**What you will do:** Reproduce all the entries exactly.

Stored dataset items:
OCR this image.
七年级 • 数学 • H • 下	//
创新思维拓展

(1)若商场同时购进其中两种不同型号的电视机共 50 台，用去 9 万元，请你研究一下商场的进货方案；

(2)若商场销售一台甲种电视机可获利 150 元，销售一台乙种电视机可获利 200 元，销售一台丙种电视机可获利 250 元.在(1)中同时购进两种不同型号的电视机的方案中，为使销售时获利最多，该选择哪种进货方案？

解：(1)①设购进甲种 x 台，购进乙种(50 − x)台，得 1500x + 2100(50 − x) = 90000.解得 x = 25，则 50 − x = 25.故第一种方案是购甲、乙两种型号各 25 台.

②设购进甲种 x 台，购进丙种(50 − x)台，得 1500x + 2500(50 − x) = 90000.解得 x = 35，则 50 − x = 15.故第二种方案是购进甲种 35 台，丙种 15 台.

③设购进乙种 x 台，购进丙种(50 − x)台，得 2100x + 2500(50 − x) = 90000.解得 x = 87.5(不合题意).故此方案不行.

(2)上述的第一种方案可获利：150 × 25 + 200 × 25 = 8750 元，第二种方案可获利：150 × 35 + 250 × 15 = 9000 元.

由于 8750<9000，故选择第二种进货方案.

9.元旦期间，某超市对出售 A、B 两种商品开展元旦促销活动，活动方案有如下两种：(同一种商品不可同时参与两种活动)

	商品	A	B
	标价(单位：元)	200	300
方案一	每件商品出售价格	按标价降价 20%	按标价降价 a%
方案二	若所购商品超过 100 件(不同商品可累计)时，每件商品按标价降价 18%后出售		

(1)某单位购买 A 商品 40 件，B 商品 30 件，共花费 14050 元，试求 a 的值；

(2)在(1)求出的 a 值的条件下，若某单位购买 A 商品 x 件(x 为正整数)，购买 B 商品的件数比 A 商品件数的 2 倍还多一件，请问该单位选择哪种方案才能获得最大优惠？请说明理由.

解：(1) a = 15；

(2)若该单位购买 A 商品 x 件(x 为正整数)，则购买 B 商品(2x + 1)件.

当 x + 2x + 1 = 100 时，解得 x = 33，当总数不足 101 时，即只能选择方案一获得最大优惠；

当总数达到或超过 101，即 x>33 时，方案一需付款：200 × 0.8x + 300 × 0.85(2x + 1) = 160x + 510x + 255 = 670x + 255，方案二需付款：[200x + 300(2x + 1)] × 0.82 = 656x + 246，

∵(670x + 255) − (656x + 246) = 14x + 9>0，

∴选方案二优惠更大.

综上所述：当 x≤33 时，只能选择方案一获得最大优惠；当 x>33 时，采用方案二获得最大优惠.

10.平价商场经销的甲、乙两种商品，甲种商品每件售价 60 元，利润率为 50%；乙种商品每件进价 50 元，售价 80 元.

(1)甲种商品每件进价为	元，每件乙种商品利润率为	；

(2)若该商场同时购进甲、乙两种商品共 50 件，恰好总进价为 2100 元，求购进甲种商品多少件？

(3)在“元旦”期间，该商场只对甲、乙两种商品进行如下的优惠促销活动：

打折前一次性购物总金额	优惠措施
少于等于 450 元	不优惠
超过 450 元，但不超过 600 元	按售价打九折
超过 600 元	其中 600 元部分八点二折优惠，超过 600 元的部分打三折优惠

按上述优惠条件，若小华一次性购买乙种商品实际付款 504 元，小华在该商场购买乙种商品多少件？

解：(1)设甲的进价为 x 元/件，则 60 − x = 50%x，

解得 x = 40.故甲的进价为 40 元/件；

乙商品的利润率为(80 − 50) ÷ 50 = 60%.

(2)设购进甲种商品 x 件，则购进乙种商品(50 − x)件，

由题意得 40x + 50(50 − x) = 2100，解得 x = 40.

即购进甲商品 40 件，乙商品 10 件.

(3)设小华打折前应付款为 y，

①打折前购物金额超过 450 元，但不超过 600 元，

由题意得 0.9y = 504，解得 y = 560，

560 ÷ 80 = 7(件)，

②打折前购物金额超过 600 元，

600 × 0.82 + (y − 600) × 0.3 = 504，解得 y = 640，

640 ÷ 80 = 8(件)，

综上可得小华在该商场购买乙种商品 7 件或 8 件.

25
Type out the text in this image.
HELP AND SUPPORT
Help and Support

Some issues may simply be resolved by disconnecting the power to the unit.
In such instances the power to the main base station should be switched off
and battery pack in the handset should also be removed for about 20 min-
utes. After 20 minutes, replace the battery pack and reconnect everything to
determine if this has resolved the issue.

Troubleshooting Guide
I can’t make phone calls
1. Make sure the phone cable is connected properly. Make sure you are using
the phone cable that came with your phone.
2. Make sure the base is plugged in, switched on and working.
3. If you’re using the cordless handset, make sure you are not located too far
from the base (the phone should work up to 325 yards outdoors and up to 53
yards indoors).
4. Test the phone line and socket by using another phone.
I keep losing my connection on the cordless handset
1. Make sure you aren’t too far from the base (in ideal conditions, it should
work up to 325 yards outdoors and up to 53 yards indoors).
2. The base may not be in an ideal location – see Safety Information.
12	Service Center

**The output:**
OCR this image.
七年级 • 数学 • H • 下	//
创新思维拓展

(1)若商场同时购进其中两种不同型号的电视机共 50 台，用去 9 万元，请你研究一下商场的进货方案；

(2)若商场销售一台甲种电视机可获利 150 元，销售一台乙种电视机可获利 200 元，销售一台丙种电视机可获利 250 元.在(1)中同时购进两种不同型号的电视机的方案中，为使销售时获利最多，该选择哪种进货方案？

解：(1)①设购进甲种 x 台，购进乙种(50 − x)台，得 1500x + 2100(50 − x) = 90000.解得 x = 25，则 50 − x = 25.故第一种方案是购甲、乙两种型号各 25 台.

②设购进甲种 x 台，购进丙种(50 − x)台，得 1500x + 2500(50 − x) = 90000.解得 x = 35，则 50 − x = 15.故第二种方案是购进甲种 35 台，丙种 15 台.

③设购进乙种 x 台，购进丙种(50 − x)台，得 2100x + 2500(50 − x) = 90000.解得 x = 87.5(不合题意).故此方案不行.

(2)上述的第一种方案可获利：150 × 25 + 200 × 25 = 8750 元，第二种方案可获利：150 × 35 + 250 × 15 = 9000 元.

由于 8750<9000，故选择第二种进货方案.

9.元旦期间，某超市对出售 A、B 两种商品开展元旦促销活动，活动方案有如下两种：(同一种商品不可同时参与两种活动)

	商品	A	B
	标价(单位：元)	200	300
方案一	每件商品出售价格	按标价降价 20%	按标价降价 a%
方案二	若所购商品超过 100 件(不同商品可累计)时，每件商品按标价降价 18%后出售		

(1)某单位购买 A 商品 40 件，B 商品 30 件，共花费 14050 元，试求 a 的值；

(2)在(1)求出的 a 值的条件下，若某单位购买 A 商品 x 件(x 为正整数)，购买 B 商品的件数比 A 商品件数的 2 倍还多一件，请问该单位选择哪种方案才能获得最大优惠？请说明理由.

解：(1) a = 15；

(2)若该单位购买 A 商品 x 件(x 为正整数)，则购买 B 商品(2x + 1)件.

当 x + 2x + 1 = 100 时，解得 x = 33，当总数不足 101 时，即只能选择方案一获得最大优惠；

当总数达到或超过 101，即 x>33 时，方案一需付款：200 × 0.8x + 300 × 0.85(2x + 1) = 160x + 510x + 255 = 670x + 255，方案二需付款：[200x + 300(2x + 1)] × 0.82 = 656x + 246，

∵(670x + 255) − (656x + 246) = 14x + 9>0，

∴选方案二优惠更大.

综上所述：当 x≤33 时，只能选择方案一获得最大优惠；当 x>33 时，采用方案二获得最大优惠.

10.平价商场经销的甲、乙两种商品，甲种商品每件售价 60 元，利润率为 50%；乙种商品每件进价 50 元，售价 80 元.

(1)甲种商品每件进价为	元，每件乙种商品利润率为	；

(2)若该商场同时购进甲、乙两种商品共 50 件，恰好总进价为 2100 元，求购进甲种商品多少件？

(3)在“元旦”期间，该商场只对甲、乙两种商品进行如下的优惠促销活动：

打折前一次性购物总金额	优惠措施
少于等于 450 元	不优惠
超过 450 元，但不超过 600 元	按售价打九折
超过 600 元	其中 600 元部分八点二折优惠，超过 600 元的部分打三折优惠

按上述优惠条件，若小华一次性购买乙种商品实际付款 504 元，小华在该商场购买乙种商品多少件？

解：(1)设甲的进价为 x 元/件，则 60 − x = 50%x，

解得 x = 40.故甲的进价为 40 元/件；

乙商品的利润率为(80 − 50) ÷ 50 = 60%.

(2)设购进甲种商品 x 件，则购进乙种商品(50 − x)件，

由题意得 40x + 50(50 − x) = 2100，解得 x = 40.

即购进甲商品 40 件，乙商品 10 件.

(3)设小华打折前应付款为 y，

①打折前购物金额超过 450 元，但不超过 600 元，

由题意得 0.9y = 504，解得 y = 560，

560 ÷ 80 = 7(件)，

②打折前购物金额超过 600 元，

600 × 0.82 + (y − 600) × 0.3 = 504，解得 y = 640，

640 ÷ 80 = 8(件)，

综上可得小华在该商场购买乙种商品 7 件或 8 件.

25
Type out the text in this image.
HELP AND SUPPORT
Help and Support

Some issues may simply be resolved by disconnecting the power to the unit.
In such instances the power to the main base station should be switched off
and battery pack in the handset should also be removed for about 20 min-
utes. After 20 minutes, replace the battery pack and reconnect everything to
determine if this has resolved the issue.

Troubleshooting Guide
I can’t make phone calls
1. Make sure the phone cable is connected properly. Make sure you are using
the phone cable that came with your phone.
2. Make sure the base is plugged in, switched on and working.
3. If you’re using the cordless handset, make sure you are not located too far
from the base (the phone should work up to 325 yards outdoors and up to 53
yards indoors).
4. Test the phone line and socket by using another phone.
I keep losing my connection on the cordless handset
1. Make sure you aren’t too far from the base (in ideal conditions, it should
work up to 325 yards outdoors and up to 53 yards indoors).
2. The base may not be in an ideal location – see Safety Information.
12	Service Center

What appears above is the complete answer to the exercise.